═══ Records shown ═══

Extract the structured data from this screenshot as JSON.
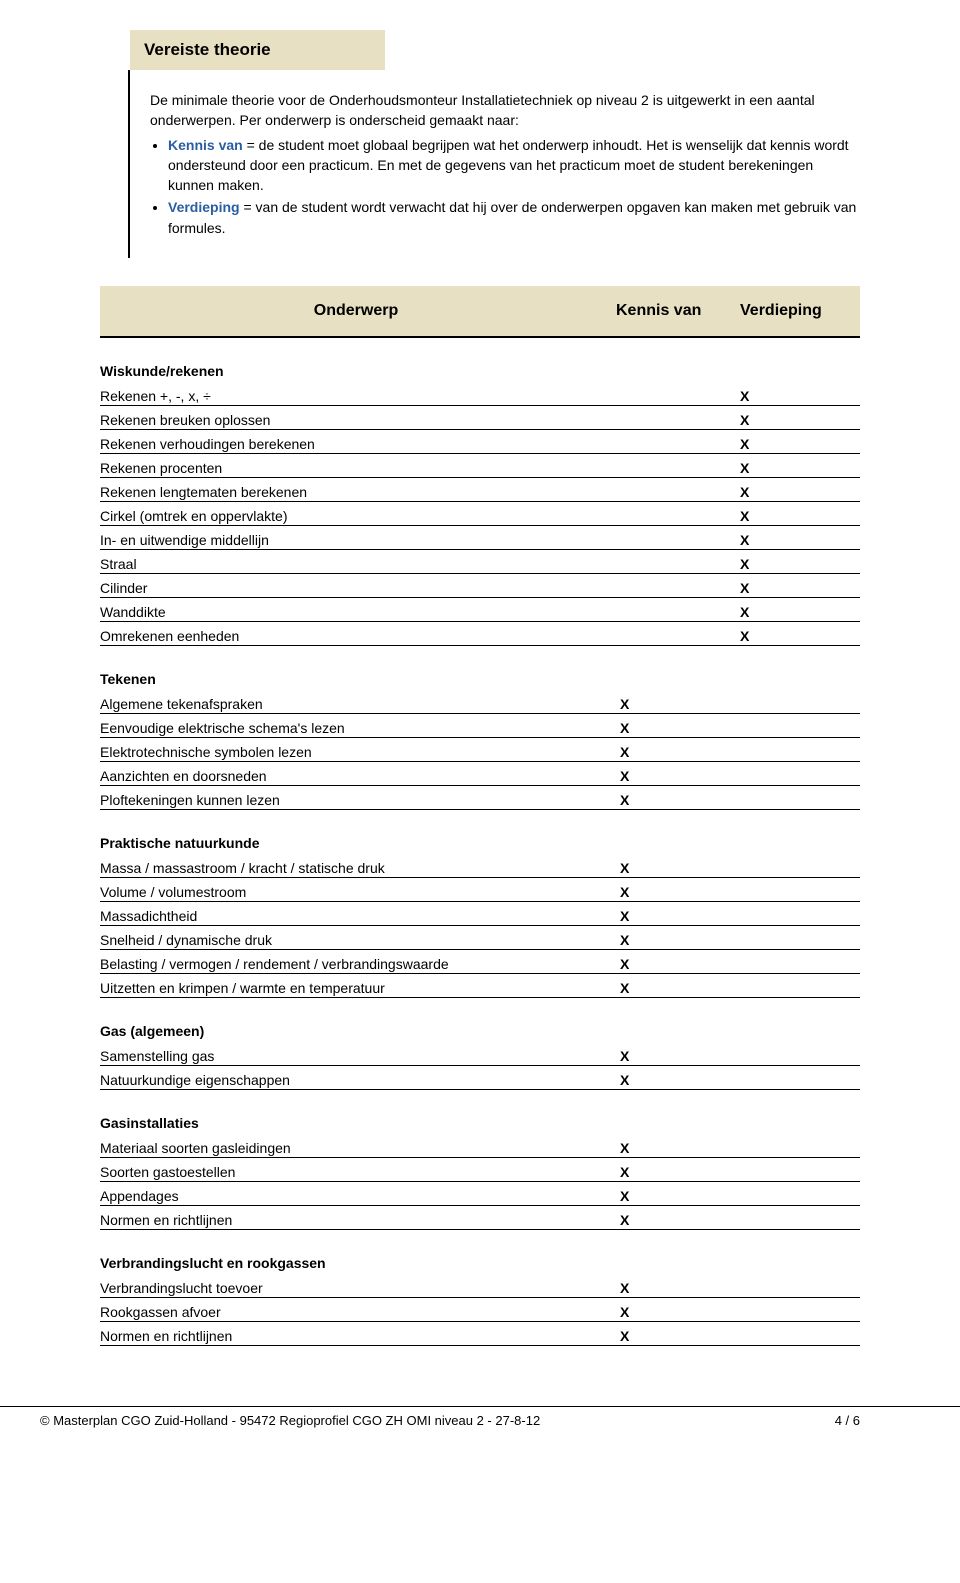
{
  "title": "Vereiste theorie",
  "intro": {
    "p1": "De minimale theorie voor de Onderhoudsmonteur Installatietechniek op niveau 2 is uitgewerkt in een aantal onderwerpen. Per onderwerp is onderscheid gemaakt naar:",
    "bullets": [
      {
        "term": "Kennis van",
        "text": " = de student moet globaal begrijpen wat het onderwerp inhoudt. Het is wenselijk dat kennis wordt ondersteund door een practicum. En met de gegevens van het practicum moet de student berekeningen kunnen maken."
      },
      {
        "term": "Verdieping",
        "text": " = van de student wordt verwacht dat hij over de onderwerpen opgaven kan maken met gebruik van formules."
      }
    ]
  },
  "headers": {
    "topic": "Onderwerp",
    "kennis": "Kennis van",
    "verd": "Verdieping"
  },
  "sections": [
    {
      "title": "Wiskunde/rekenen",
      "rows": [
        {
          "topic": "Rekenen +, -, x, ÷",
          "kennis": "",
          "verd": "X"
        },
        {
          "topic": "Rekenen breuken oplossen",
          "kennis": "",
          "verd": "X"
        },
        {
          "topic": "Rekenen verhoudingen berekenen",
          "kennis": "",
          "verd": "X"
        },
        {
          "topic": "Rekenen procenten",
          "kennis": "",
          "verd": "X"
        },
        {
          "topic": "Rekenen lengtematen berekenen",
          "kennis": "",
          "verd": "X"
        },
        {
          "topic": "Cirkel (omtrek en oppervlakte)",
          "kennis": "",
          "verd": "X"
        },
        {
          "topic": "In- en uitwendige middellijn",
          "kennis": "",
          "verd": "X"
        },
        {
          "topic": "Straal",
          "kennis": "",
          "verd": "X"
        },
        {
          "topic": "Cilinder",
          "kennis": "",
          "verd": "X"
        },
        {
          "topic": "Wanddikte",
          "kennis": "",
          "verd": "X"
        },
        {
          "topic": "Omrekenen eenheden",
          "kennis": "",
          "verd": "X"
        }
      ]
    },
    {
      "title": "Tekenen",
      "rows": [
        {
          "topic": "Algemene tekenafspraken",
          "kennis": "X",
          "verd": ""
        },
        {
          "topic": "Eenvoudige elektrische schema's lezen",
          "kennis": "X",
          "verd": ""
        },
        {
          "topic": "Elektrotechnische symbolen lezen",
          "kennis": "X",
          "verd": ""
        },
        {
          "topic": "Aanzichten en doorsneden",
          "kennis": "X",
          "verd": ""
        },
        {
          "topic": "Ploftekeningen kunnen lezen",
          "kennis": "X",
          "verd": ""
        }
      ]
    },
    {
      "title": "Praktische natuurkunde",
      "rows": [
        {
          "topic": "Massa / massastroom / kracht / statische druk",
          "kennis": "X",
          "verd": ""
        },
        {
          "topic": "Volume / volumestroom",
          "kennis": "X",
          "verd": ""
        },
        {
          "topic": "Massadichtheid",
          "kennis": "X",
          "verd": ""
        },
        {
          "topic": "Snelheid / dynamische druk",
          "kennis": "X",
          "verd": ""
        },
        {
          "topic": "Belasting / vermogen / rendement / verbrandingswaarde",
          "kennis": "X",
          "verd": ""
        },
        {
          "topic": "Uitzetten en krimpen / warmte en temperatuur",
          "kennis": "X",
          "verd": ""
        }
      ]
    },
    {
      "title": "Gas (algemeen)",
      "rows": [
        {
          "topic": "Samenstelling gas",
          "kennis": "X",
          "verd": ""
        },
        {
          "topic": "Natuurkundige eigenschappen",
          "kennis": "X",
          "verd": ""
        }
      ]
    },
    {
      "title": "Gasinstallaties",
      "rows": [
        {
          "topic": "Materiaal soorten gasleidingen",
          "kennis": "X",
          "verd": ""
        },
        {
          "topic": "Soorten gastoestellen",
          "kennis": "X",
          "verd": ""
        },
        {
          "topic": "Appendages",
          "kennis": "X",
          "verd": ""
        },
        {
          "topic": "Normen en richtlijnen",
          "kennis": "X",
          "verd": ""
        }
      ]
    },
    {
      "title": "Verbrandingslucht en rookgassen",
      "rows": [
        {
          "topic": "Verbrandingslucht toevoer",
          "kennis": "X",
          "verd": ""
        },
        {
          "topic": "Rookgassen afvoer",
          "kennis": "X",
          "verd": ""
        },
        {
          "topic": "Normen en richtlijnen",
          "kennis": "X",
          "verd": ""
        }
      ]
    }
  ],
  "footer": {
    "left": "© Masterplan CGO Zuid-Holland  -  95472  Regioprofiel CGO ZH OMI niveau 2  -  27-8-12",
    "right": "4 / 6"
  }
}
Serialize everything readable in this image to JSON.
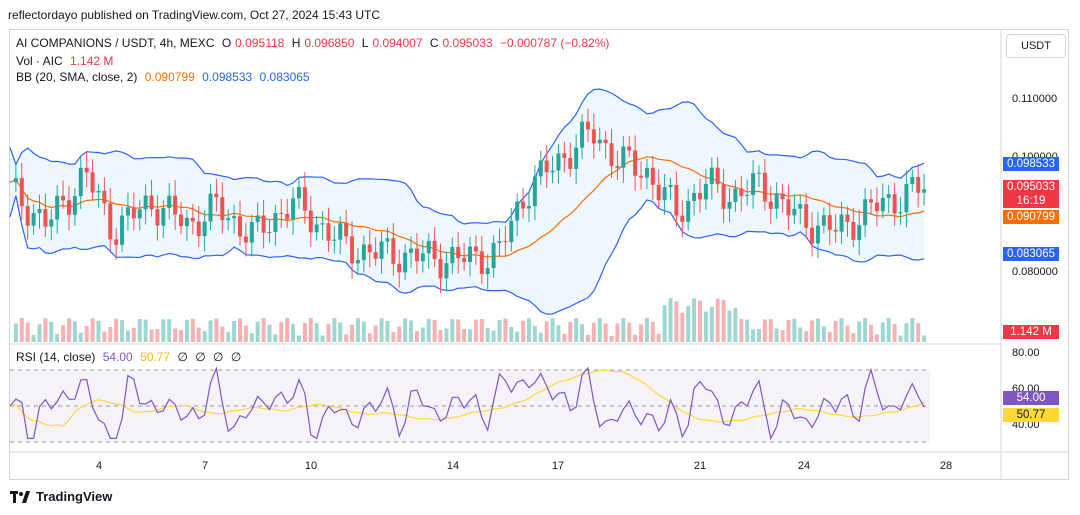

═══

Copy every entry exactly as written. Pictures are excluded.

Extract the structured data from this screenshot as JSON.
{
  "title": "Vereiste theorie",
  "intro": {
    "p1": "De minimale theorie voor de Onderhoudsmonteur Installatietechniek op niveau 2 is uitgewerkt in een aantal onderwerpen. Per onderwerp is onderscheid gemaakt naar:",
    "bullets": [
      {
        "term": "Kennis van",
        "text": " = de student moet globaal begrijpen wat het onderwerp inhoudt. Het is wenselijk dat kennis wordt ondersteund door een practicum. En met de gegevens van het practicum moet de student berekeningen kunnen maken."
      },
      {
        "term": "Verdieping",
        "text": " = van de student wordt verwacht dat hij over de onderwerpen opgaven kan maken met gebruik van formules."
      }
    ]
  },
  "headers": {
    "topic": "Onderwerp",
    "kennis": "Kennis van",
    "verd": "Verdieping"
  },
  "sections": [
    {
      "title": "Wiskunde/rekenen",
      "rows": [
        {
          "topic": "Rekenen +, -, x, ÷",
          "kennis": "",
          "verd": "X"
        },
        {
          "topic": "Rekenen breuken oplossen",
          "kennis": "",
          "verd": "X"
        },
        {
          "topic": "Rekenen verhoudingen berekenen",
          "kennis": "",
          "verd": "X"
        },
        {
          "topic": "Rekenen procenten",
          "kennis": "",
          "verd": "X"
        },
        {
          "topic": "Rekenen lengtematen berekenen",
          "kennis": "",
          "verd": "X"
        },
        {
          "topic": "Cirkel (omtrek en oppervlakte)",
          "kennis": "",
          "verd": "X"
        },
        {
          "topic": "In- en uitwendige middellijn",
          "kennis": "",
          "verd": "X"
        },
        {
          "topic": "Straal",
          "kennis": "",
          "verd": "X"
        },
        {
          "topic": "Cilinder",
          "kennis": "",
          "verd": "X"
        },
        {
          "topic": "Wanddikte",
          "kennis": "",
          "verd": "X"
        },
        {
          "topic": "Omrekenen eenheden",
          "kennis": "",
          "verd": "X"
        }
      ]
    },
    {
      "title": "Tekenen",
      "rows": [
        {
          "topic": "Algemene tekenafspraken",
          "kennis": "X",
          "verd": ""
        },
        {
          "topic": "Eenvoudige elektrische schema's lezen",
          "kennis": "X",
          "verd": ""
        },
        {
          "topic": "Elektrotechnische symbolen lezen",
          "kennis": "X",
          "verd": ""
        },
        {
          "topic": "Aanzichten en doorsneden",
          "kennis": "X",
          "verd": ""
        },
        {
          "topic": "Ploftekeningen kunnen lezen",
          "kennis": "X",
          "verd": ""
        }
      ]
    },
    {
      "title": "Praktische natuurkunde",
      "rows": [
        {
          "topic": "Massa / massastroom / kracht / statische druk",
          "kennis": "X",
          "verd": ""
        },
        {
          "topic": "Volume / volumestroom",
          "kennis": "X",
          "verd": ""
        },
        {
          "topic": "Massadichtheid",
          "kennis": "X",
          "verd": ""
        },
        {
          "topic": "Snelheid / dynamische druk",
          "kennis": "X",
          "verd": ""
        },
        {
          "topic": "Belasting / vermogen / rendement / verbrandingswaarde",
          "kennis": "X",
          "verd": ""
        },
        {
          "topic": "Uitzetten en krimpen / warmte en temperatuur",
          "kennis": "X",
          "verd": ""
        }
      ]
    },
    {
      "title": "Gas (algemeen)",
      "rows": [
        {
          "topic": "Samenstelling gas",
          "kennis": "X",
          "verd": ""
        },
        {
          "topic": "Natuurkundige eigenschappen",
          "kennis": "X",
          "verd": ""
        }
      ]
    },
    {
      "title": "Gasinstallaties",
      "rows": [
        {
          "topic": "Materiaal soorten gasleidingen",
          "kennis": "X",
          "verd": ""
        },
        {
          "topic": "Soorten gastoestellen",
          "kennis": "X",
          "verd": ""
        },
        {
          "topic": "Appendages",
          "kennis": "X",
          "verd": ""
        },
        {
          "topic": "Normen en richtlijnen",
          "kennis": "X",
          "verd": ""
        }
      ]
    },
    {
      "title": "Verbrandingslucht en rookgassen",
      "rows": [
        {
          "topic": "Verbrandingslucht toevoer",
          "kennis": "X",
          "verd": ""
        },
        {
          "topic": "Rookgassen afvoer",
          "kennis": "X",
          "verd": ""
        },
        {
          "topic": "Normen en richtlijnen",
          "kennis": "X",
          "verd": ""
        }
      ]
    }
  ],
  "footer": {
    "left": "© Masterplan CGO Zuid-Holland  -  95472  Regioprofiel CGO ZH OMI niveau 2  -  27-8-12",
    "right": "4 / 6"
  }
}
Serialize everything readable in this image to JSON.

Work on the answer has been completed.